→ **Problem statement**
The records below must be output exactly, without pictures.

= = = = = = =

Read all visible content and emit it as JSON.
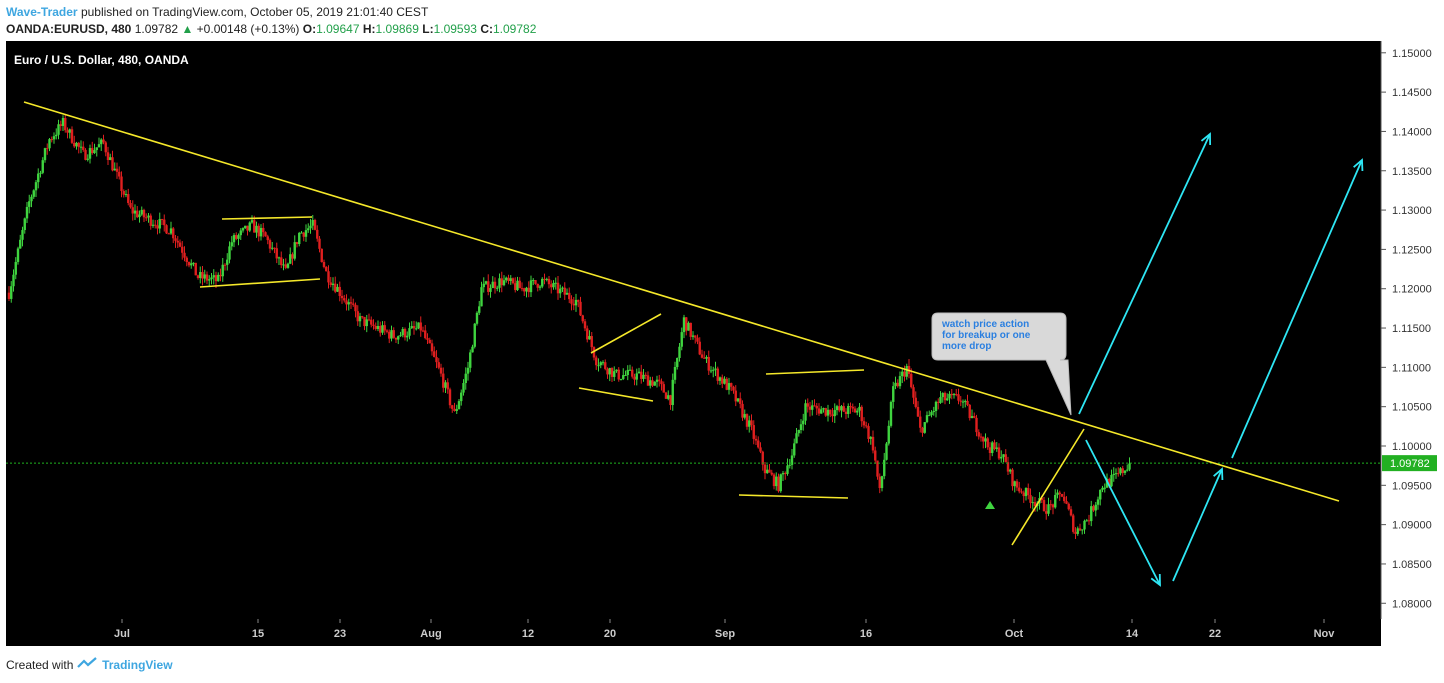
{
  "header": {
    "author": "Wave-Trader",
    "published": "published on TradingView.com, October 05, 2019 21:01:40 CEST",
    "symbol": "OANDA:EURUSD, 480",
    "last": "1.09782",
    "change": "+0.00148 (+0.13%)",
    "open_label": "O:",
    "open": "1.09647",
    "high_label": "H:",
    "high": "1.09869",
    "low_label": "L:",
    "low": "1.09593",
    "close_label": "C:",
    "close": "1.09782"
  },
  "footer": {
    "created": "Created with",
    "brand": "TradingView"
  },
  "chart_data": {
    "type": "candlestick",
    "title": "Euro / U.S. Dollar, 480, OANDA",
    "ylim": [
      1.078,
      1.1515
    ],
    "y_ticks": [
      "1.08000",
      "1.08500",
      "1.09000",
      "1.09500",
      "1.10000",
      "1.10500",
      "1.11000",
      "1.11500",
      "1.12000",
      "1.12500",
      "1.13000",
      "1.13500",
      "1.14000",
      "1.14500",
      "1.15000"
    ],
    "x_ticks": [
      "Jul",
      "15",
      "23",
      "Aug",
      "12",
      "20",
      "Sep",
      "16",
      "Oct",
      "14",
      "22",
      "Nov"
    ],
    "last_price": 1.09782,
    "last_price_label": "1.09782",
    "price_path": [
      {
        "d": 0,
        "p": 1.1195
      },
      {
        "d": 3,
        "p": 1.131
      },
      {
        "d": 6,
        "p": 1.139
      },
      {
        "d": 8,
        "p": 1.141
      },
      {
        "d": 11,
        "p": 1.137
      },
      {
        "d": 14,
        "p": 1.1385
      },
      {
        "d": 18,
        "p": 1.13
      },
      {
        "d": 24,
        "p": 1.1275
      },
      {
        "d": 28,
        "p": 1.1215
      },
      {
        "d": 31,
        "p": 1.121
      },
      {
        "d": 33,
        "p": 1.126
      },
      {
        "d": 36,
        "p": 1.128
      },
      {
        "d": 38,
        "p": 1.1265
      },
      {
        "d": 41,
        "p": 1.122
      },
      {
        "d": 43,
        "p": 1.127
      },
      {
        "d": 45,
        "p": 1.128
      },
      {
        "d": 47,
        "p": 1.122
      },
      {
        "d": 52,
        "p": 1.116
      },
      {
        "d": 57,
        "p": 1.114
      },
      {
        "d": 61,
        "p": 1.115
      },
      {
        "d": 64,
        "p": 1.109
      },
      {
        "d": 66,
        "p": 1.104
      },
      {
        "d": 68,
        "p": 1.11
      },
      {
        "d": 70,
        "p": 1.12
      },
      {
        "d": 73,
        "p": 1.121
      },
      {
        "d": 76,
        "p": 1.12
      },
      {
        "d": 79,
        "p": 1.121
      },
      {
        "d": 81,
        "p": 1.12
      },
      {
        "d": 84,
        "p": 1.1185
      },
      {
        "d": 87,
        "p": 1.111
      },
      {
        "d": 90,
        "p": 1.109
      },
      {
        "d": 93,
        "p": 1.109
      },
      {
        "d": 96,
        "p": 1.108
      },
      {
        "d": 98,
        "p": 1.106
      },
      {
        "d": 100,
        "p": 1.116
      },
      {
        "d": 103,
        "p": 1.111
      },
      {
        "d": 107,
        "p": 1.107
      },
      {
        "d": 110,
        "p": 1.102
      },
      {
        "d": 112,
        "p": 1.097
      },
      {
        "d": 114,
        "p": 1.095
      },
      {
        "d": 116,
        "p": 1.099
      },
      {
        "d": 118,
        "p": 1.105
      },
      {
        "d": 121,
        "p": 1.1045
      },
      {
        "d": 124,
        "p": 1.1045
      },
      {
        "d": 126,
        "p": 1.1045
      },
      {
        "d": 128,
        "p": 1.1
      },
      {
        "d": 129,
        "p": 1.094
      },
      {
        "d": 131,
        "p": 1.107
      },
      {
        "d": 133,
        "p": 1.11
      },
      {
        "d": 135,
        "p": 1.102
      },
      {
        "d": 138,
        "p": 1.106
      },
      {
        "d": 141,
        "p": 1.106
      },
      {
        "d": 143,
        "p": 1.103
      },
      {
        "d": 145,
        "p": 1.1
      },
      {
        "d": 147,
        "p": 1.099
      },
      {
        "d": 149,
        "p": 1.095
      },
      {
        "d": 152,
        "p": 1.093
      },
      {
        "d": 154,
        "p": 1.092
      },
      {
        "d": 156,
        "p": 1.094
      },
      {
        "d": 158,
        "p": 1.089
      },
      {
        "d": 160,
        "p": 1.091
      },
      {
        "d": 162,
        "p": 1.095
      },
      {
        "d": 164,
        "p": 1.096
      },
      {
        "d": 166,
        "p": 1.0978
      }
    ],
    "annotation": "watch price action for breakup or one more drop"
  }
}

= = = = = = =

→ **Exercise answer**
Read all visible content and emit it as JSON.
{
  "header": {
    "author": "Wave-Trader",
    "published": "published on TradingView.com, October 05, 2019 21:01:40 CEST",
    "symbol": "OANDA:EURUSD, 480",
    "last": "1.09782",
    "change": "+0.00148 (+0.13%)",
    "open_label": "O:",
    "open": "1.09647",
    "high_label": "H:",
    "high": "1.09869",
    "low_label": "L:",
    "low": "1.09593",
    "close_label": "C:",
    "close": "1.09782"
  },
  "footer": {
    "created": "Created with",
    "brand": "TradingView"
  },
  "chart_data": {
    "type": "candlestick",
    "title": "Euro / U.S. Dollar, 480, OANDA",
    "ylim": [
      1.078,
      1.1515
    ],
    "y_ticks": [
      "1.08000",
      "1.08500",
      "1.09000",
      "1.09500",
      "1.10000",
      "1.10500",
      "1.11000",
      "1.11500",
      "1.12000",
      "1.12500",
      "1.13000",
      "1.13500",
      "1.14000",
      "1.14500",
      "1.15000"
    ],
    "x_ticks": [
      "Jul",
      "15",
      "23",
      "Aug",
      "12",
      "20",
      "Sep",
      "16",
      "Oct",
      "14",
      "22",
      "Nov"
    ],
    "last_price": 1.09782,
    "last_price_label": "1.09782",
    "price_path": [
      {
        "d": 0,
        "p": 1.1195
      },
      {
        "d": 3,
        "p": 1.131
      },
      {
        "d": 6,
        "p": 1.139
      },
      {
        "d": 8,
        "p": 1.141
      },
      {
        "d": 11,
        "p": 1.137
      },
      {
        "d": 14,
        "p": 1.1385
      },
      {
        "d": 18,
        "p": 1.13
      },
      {
        "d": 24,
        "p": 1.1275
      },
      {
        "d": 28,
        "p": 1.1215
      },
      {
        "d": 31,
        "p": 1.121
      },
      {
        "d": 33,
        "p": 1.126
      },
      {
        "d": 36,
        "p": 1.128
      },
      {
        "d": 38,
        "p": 1.1265
      },
      {
        "d": 41,
        "p": 1.122
      },
      {
        "d": 43,
        "p": 1.127
      },
      {
        "d": 45,
        "p": 1.128
      },
      {
        "d": 47,
        "p": 1.122
      },
      {
        "d": 52,
        "p": 1.116
      },
      {
        "d": 57,
        "p": 1.114
      },
      {
        "d": 61,
        "p": 1.115
      },
      {
        "d": 64,
        "p": 1.109
      },
      {
        "d": 66,
        "p": 1.104
      },
      {
        "d": 68,
        "p": 1.11
      },
      {
        "d": 70,
        "p": 1.12
      },
      {
        "d": 73,
        "p": 1.121
      },
      {
        "d": 76,
        "p": 1.12
      },
      {
        "d": 79,
        "p": 1.121
      },
      {
        "d": 81,
        "p": 1.12
      },
      {
        "d": 84,
        "p": 1.1185
      },
      {
        "d": 87,
        "p": 1.111
      },
      {
        "d": 90,
        "p": 1.109
      },
      {
        "d": 93,
        "p": 1.109
      },
      {
        "d": 96,
        "p": 1.108
      },
      {
        "d": 98,
        "p": 1.106
      },
      {
        "d": 100,
        "p": 1.116
      },
      {
        "d": 103,
        "p": 1.111
      },
      {
        "d": 107,
        "p": 1.107
      },
      {
        "d": 110,
        "p": 1.102
      },
      {
        "d": 112,
        "p": 1.097
      },
      {
        "d": 114,
        "p": 1.095
      },
      {
        "d": 116,
        "p": 1.099
      },
      {
        "d": 118,
        "p": 1.105
      },
      {
        "d": 121,
        "p": 1.1045
      },
      {
        "d": 124,
        "p": 1.1045
      },
      {
        "d": 126,
        "p": 1.1045
      },
      {
        "d": 128,
        "p": 1.1
      },
      {
        "d": 129,
        "p": 1.094
      },
      {
        "d": 131,
        "p": 1.107
      },
      {
        "d": 133,
        "p": 1.11
      },
      {
        "d": 135,
        "p": 1.102
      },
      {
        "d": 138,
        "p": 1.106
      },
      {
        "d": 141,
        "p": 1.106
      },
      {
        "d": 143,
        "p": 1.103
      },
      {
        "d": 145,
        "p": 1.1
      },
      {
        "d": 147,
        "p": 1.099
      },
      {
        "d": 149,
        "p": 1.095
      },
      {
        "d": 152,
        "p": 1.093
      },
      {
        "d": 154,
        "p": 1.092
      },
      {
        "d": 156,
        "p": 1.094
      },
      {
        "d": 158,
        "p": 1.089
      },
      {
        "d": 160,
        "p": 1.091
      },
      {
        "d": 162,
        "p": 1.095
      },
      {
        "d": 164,
        "p": 1.096
      },
      {
        "d": 166,
        "p": 1.0978
      }
    ],
    "annotation": "watch price action for breakup or one more drop"
  }
}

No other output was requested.